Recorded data
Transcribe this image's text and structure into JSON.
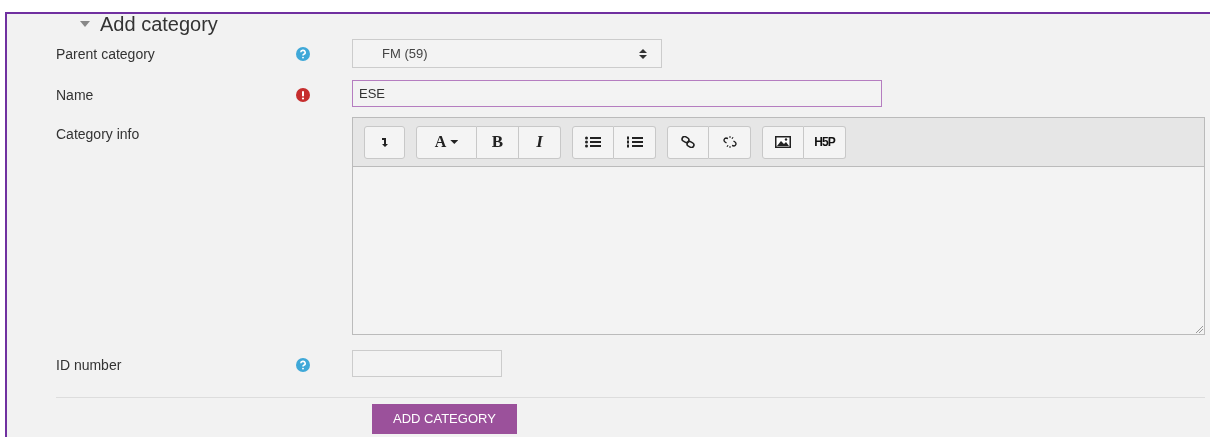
{
  "section": {
    "title": "Add category",
    "expanded": true
  },
  "fields": [
    {
      "kind": "select",
      "label": "Parent category",
      "help": true,
      "value": "FM (59)"
    },
    {
      "kind": "text",
      "label": "Name",
      "required": true,
      "value": "ESE",
      "focused": true
    },
    {
      "kind": "editor",
      "label": "Category info"
    },
    {
      "kind": "short",
      "label": "ID number",
      "help": true
    }
  ],
  "toolbar": [
    [
      {
        "kind": "collapse"
      }
    ],
    [
      {
        "kind": "dropdown",
        "label": "A"
      },
      {
        "kind": "bold",
        "label": "B"
      },
      {
        "kind": "italic",
        "label": "I"
      }
    ],
    [
      {
        "kind": "bullets"
      },
      {
        "kind": "numbers"
      }
    ],
    [
      {
        "kind": "link"
      },
      {
        "kind": "unlink"
      }
    ],
    [
      {
        "kind": "image"
      },
      {
        "kind": "logo",
        "label": "H5P"
      }
    ]
  ],
  "submit": "ADD CATEGORY"
}
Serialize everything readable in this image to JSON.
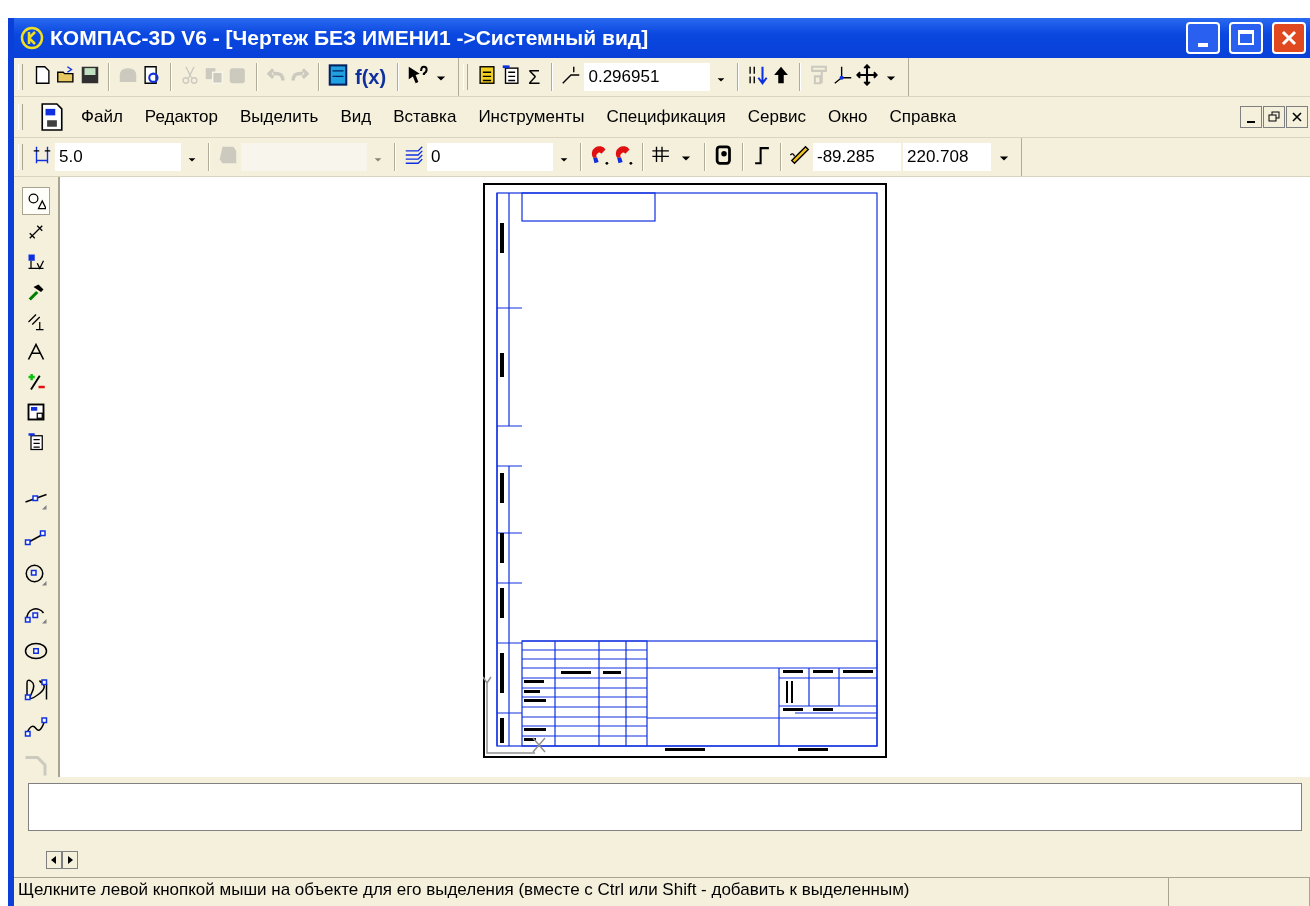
{
  "window": {
    "title": "КОМПАС-3D V6 - [Чертеж БЕЗ ИМЕНИ1 ->Системный вид]"
  },
  "standard_toolbar": [
    [
      {
        "kind": "new",
        "disabled": false
      },
      {
        "kind": "open",
        "disabled": false
      },
      {
        "kind": "save",
        "disabled": false
      }
    ],
    [
      {
        "kind": "print",
        "disabled": true
      },
      {
        "kind": "preview",
        "disabled": false
      }
    ],
    [
      {
        "kind": "cut",
        "disabled": true
      },
      {
        "kind": "copy",
        "disabled": true
      },
      {
        "kind": "paste",
        "disabled": true
      }
    ],
    [
      {
        "kind": "undo",
        "disabled": true
      },
      {
        "kind": "redo",
        "disabled": true
      }
    ],
    [
      {
        "kind": "manager",
        "disabled": false
      },
      {
        "kind": "text",
        "label": "f(x)",
        "disabled": false
      }
    ],
    [
      {
        "kind": "help",
        "disabled": false
      },
      {
        "kind": "caret",
        "disabled": false
      }
    ]
  ],
  "tools_toolbar": [
    [
      {
        "kind": "library",
        "disabled": false
      },
      {
        "kind": "spec",
        "disabled": false
      },
      {
        "kind": "text",
        "label": "Σ",
        "disabled": false
      }
    ],
    [
      {
        "kind": "angle",
        "disabled": false
      },
      {
        "kind": "combo",
        "value": "0.296951",
        "disabled": false
      }
    ],
    [
      {
        "kind": "sort",
        "disabled": false
      },
      {
        "kind": "up",
        "disabled": false
      }
    ],
    [
      {
        "kind": "tower",
        "disabled": true
      },
      {
        "kind": "axes",
        "disabled": false
      },
      {
        "kind": "move",
        "disabled": false
      },
      {
        "kind": "caret",
        "disabled": false
      }
    ]
  ],
  "menu": [
    {
      "label": "Файл"
    },
    {
      "label": "Редактор"
    },
    {
      "label": "Выделить"
    },
    {
      "label": "Вид"
    },
    {
      "label": "Вставка"
    },
    {
      "label": "Инструменты"
    },
    {
      "label": "Спецификация"
    },
    {
      "label": "Сервис"
    },
    {
      "label": "Окно"
    },
    {
      "label": "Справка"
    }
  ],
  "current_toolbar": [
    [
      {
        "kind": "step",
        "disabled": false
      },
      {
        "kind": "combo",
        "value": "5.0",
        "disabled": false
      }
    ],
    [
      {
        "kind": "fill",
        "disabled": true
      },
      {
        "kind": "combo",
        "disabled": true
      }
    ],
    [
      {
        "kind": "layers",
        "disabled": false
      },
      {
        "kind": "combo",
        "value": "0",
        "disabled": false
      }
    ],
    [
      {
        "kind": "magnet",
        "disabled": false
      },
      {
        "kind": "magnet2",
        "disabled": false
      }
    ],
    [
      {
        "kind": "grid",
        "disabled": false
      },
      {
        "kind": "smallcaret",
        "disabled": false
      }
    ],
    [
      {
        "kind": "stamp",
        "disabled": false
      }
    ],
    [
      {
        "kind": "ortho",
        "disabled": false
      }
    ],
    [
      {
        "kind": "pencil",
        "disabled": false
      },
      {
        "kind": "field",
        "value": "-89.285",
        "disabled": false
      },
      {
        "kind": "field",
        "value": "220.708",
        "disabled": false
      },
      {
        "kind": "caret",
        "disabled": false
      }
    ]
  ],
  "compact_panel": [
    {
      "kind": "geometry",
      "selected": true
    },
    {
      "kind": "dimension",
      "selected": false
    },
    {
      "kind": "symbols",
      "selected": false
    },
    {
      "kind": "edit",
      "selected": false
    },
    {
      "kind": "params",
      "selected": false
    },
    {
      "kind": "measure",
      "selected": false
    },
    {
      "kind": "select",
      "selected": false
    },
    {
      "kind": "view",
      "selected": false
    },
    {
      "kind": "spec",
      "selected": false
    }
  ],
  "geometry_tools": [
    {
      "kind": "line",
      "disabled": false
    },
    {
      "kind": "segment",
      "disabled": false
    },
    {
      "kind": "circle",
      "disabled": false
    },
    {
      "kind": "arc",
      "disabled": false
    },
    {
      "kind": "ellipse",
      "disabled": false
    },
    {
      "kind": "spline",
      "disabled": false
    },
    {
      "kind": "polyline",
      "disabled": false
    },
    {
      "kind": "chamfer",
      "disabled": true
    }
  ],
  "status_bar": {
    "text": "Щелкните левой кнопкой мыши на объекте для его выделения (вместе с Ctrl или Shift - добавить к выделенным)"
  }
}
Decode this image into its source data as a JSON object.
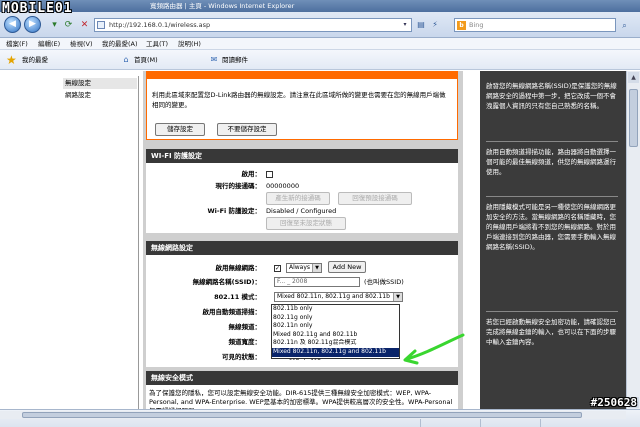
{
  "window": {
    "title": "寬頻路由器 | 主頁 - Windows Internet Explorer",
    "watermark": "MOBILE01"
  },
  "address_bar": {
    "url": "http://192.168.0.1/wireless.asp",
    "search_placeholder": "Bing",
    "search_engine": "b"
  },
  "menu": [
    "檔案(F)",
    "編輯(E)",
    "檢視(V)",
    "我的最愛(A)",
    "工具(T)",
    "說明(H)"
  ],
  "favorites_bar": {
    "favorites_label": "我的最愛",
    "home_label": "首頁(M)",
    "mail_label": "閱讀郵件"
  },
  "left_nav": [
    "無線設定",
    "網路設定"
  ],
  "top_section": {
    "description": "利用此區域來配置您D-Link路由器的無線設定。請注意在此區域所做的變更也需要在您的無線用戶端做相同的變更。",
    "save_label": "儲存設定",
    "dont_save_label": "不要儲存設定"
  },
  "wifi_protected": {
    "heading": "WI-FI 防護設定",
    "enable_label": "啟用：",
    "pin_label": "現行的接通碼：",
    "pin_value": "00000000",
    "generate_pin_label": "產生新的接通碼",
    "reset_pin_label": "回復預設接通碼",
    "status_label": "Wi-Fi 防護設定：",
    "status_value": "Disabled / Configured",
    "reset_unconfigured_label": "回復至未設定狀態"
  },
  "wireless_network": {
    "heading": "無線網路設定",
    "enable_label": "啟用無線網路：",
    "schedule_value": "Always",
    "add_new_label": "Add New",
    "ssid_label": "無線網路名稱(SSID)：",
    "ssid_value": "F... _ 2008",
    "ssid_note": "(也叫做SSID)",
    "mode_label": "802.11 模式：",
    "mode_value": "Mixed 802.11n, 802.11g and 802.11b",
    "auto_channel_label": "啟用自動頻道掃描：",
    "channel_label": "無線頻道：",
    "channel_width_label": "頻道寬度：",
    "visibility_label": "可見的狀態：",
    "visibility_value": "可見   不可見",
    "mode_options": [
      "802.11b only",
      "802.11g only",
      "802.11n only",
      "Mixed 802.11g and 802.11b",
      "802.11n 及 802.11g混合模式",
      "Mixed 802.11n, 802.11g and 802.11b"
    ]
  },
  "wireless_security": {
    "heading": "無線安全模式",
    "text": "為了保護您的隱私，您可以設定無線安全功能。DIR-615提供三種無線安全加密模式：WEP, WPA-Personal, and WPA-Enterprise. WEP是基本的加密標準。WPA提供較高層次的安全性。WPA-Personal 無需認證伺服器..."
  },
  "right_panel": [
    "啟發您的無線網路名稱(SSID)是保護您的無線網路安全的過程中第一步，把它改成一個不會洩露個人資訊的只有您自己熟悉的名稱。",
    "啟用自動頻道掃描功能，路由器將自動選擇一個可能的最佳無線頻道，供您的無線網路運行使用。",
    "啟用隱藏模式可能是另一種使您的無線網路更加安全的方法。當無線網路的名稱隱藏時，您的無線用戶端將看不到您的無線網路。對於用戶端連接到您的路由器，您需要手動輸入無線網路名稱(SSID)。",
    "若您已經啟動無線安全加密功能，請確認您已完成將無線金鑰的輸入，也可以在下面的步驟中輸入金鑰內容。"
  ],
  "status_tag": "#250628"
}
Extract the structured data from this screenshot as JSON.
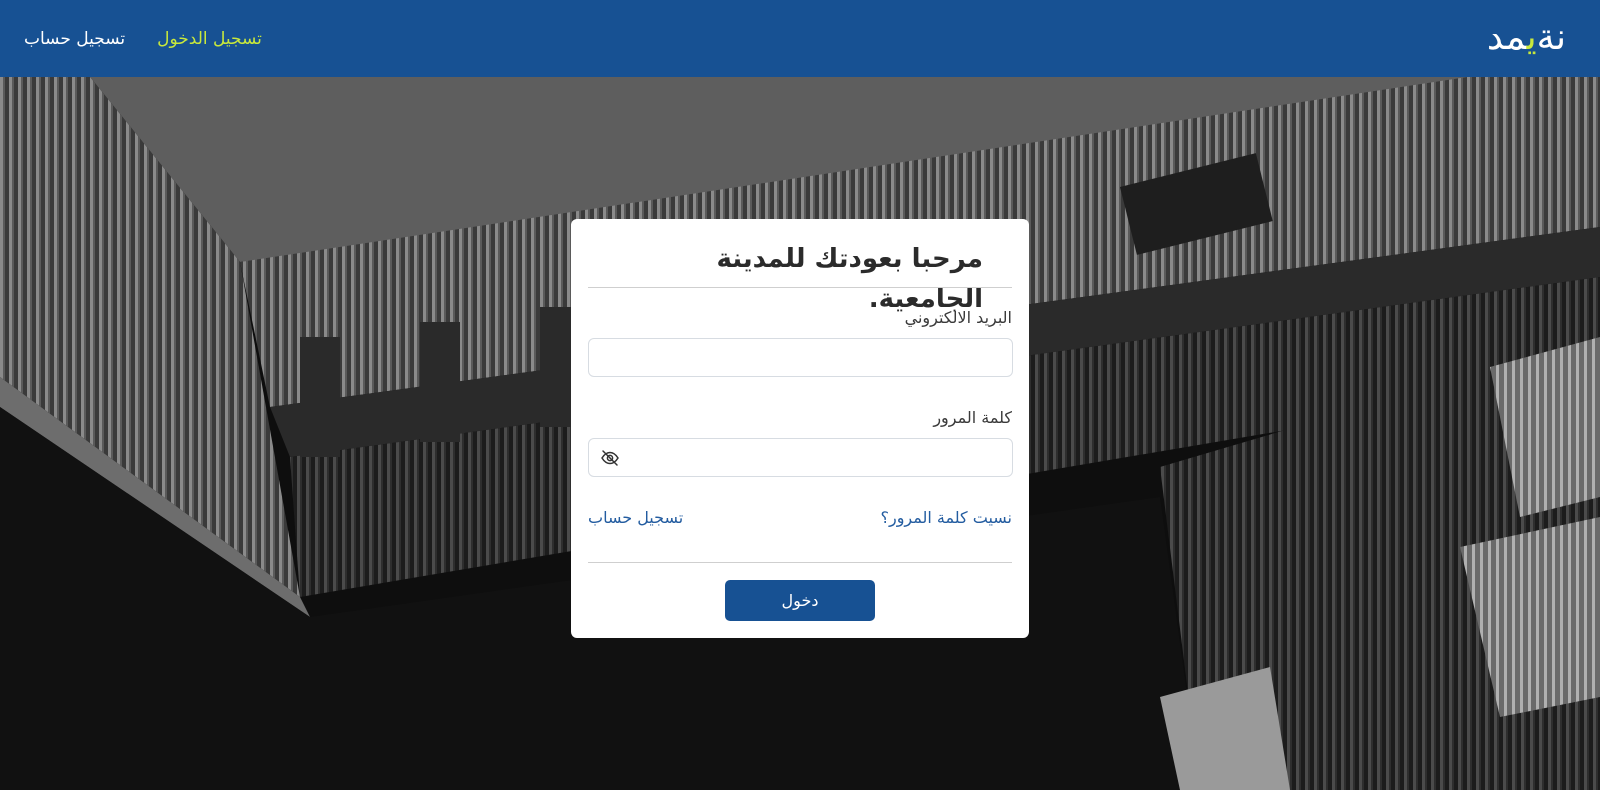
{
  "brand": {
    "first": "مد",
    "accent": "ي",
    "rest": "نة",
    "display": "مدينة"
  },
  "nav": {
    "login_label": "تسجيل الدخول",
    "register_label": "تسجيل حساب"
  },
  "card": {
    "title": "مرحبا بعودتك للمدينة الجامعية.",
    "email_label": "البريد الالكتروني",
    "email_value": "",
    "password_label": "كلمة المرور",
    "password_value": "",
    "forgot_label": "نسيت كلمة المرور؟",
    "register_label": "تسجيل حساب",
    "submit_label": "دخول"
  },
  "colors": {
    "navbar": "#175193",
    "accent": "#c8e83c",
    "link": "#235ca0",
    "button": "#175193"
  },
  "icons": {
    "password_toggle": "eye-slash-icon"
  }
}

Task details:
Copy whichever lines in the listing above contain the word "image".

Solution to this exercise:
Transcribe this image's text and structure into JSON.
        "kind": "image"
Serialize everything readable in this image to JSON.
Decode this image into its source data as a JSON object.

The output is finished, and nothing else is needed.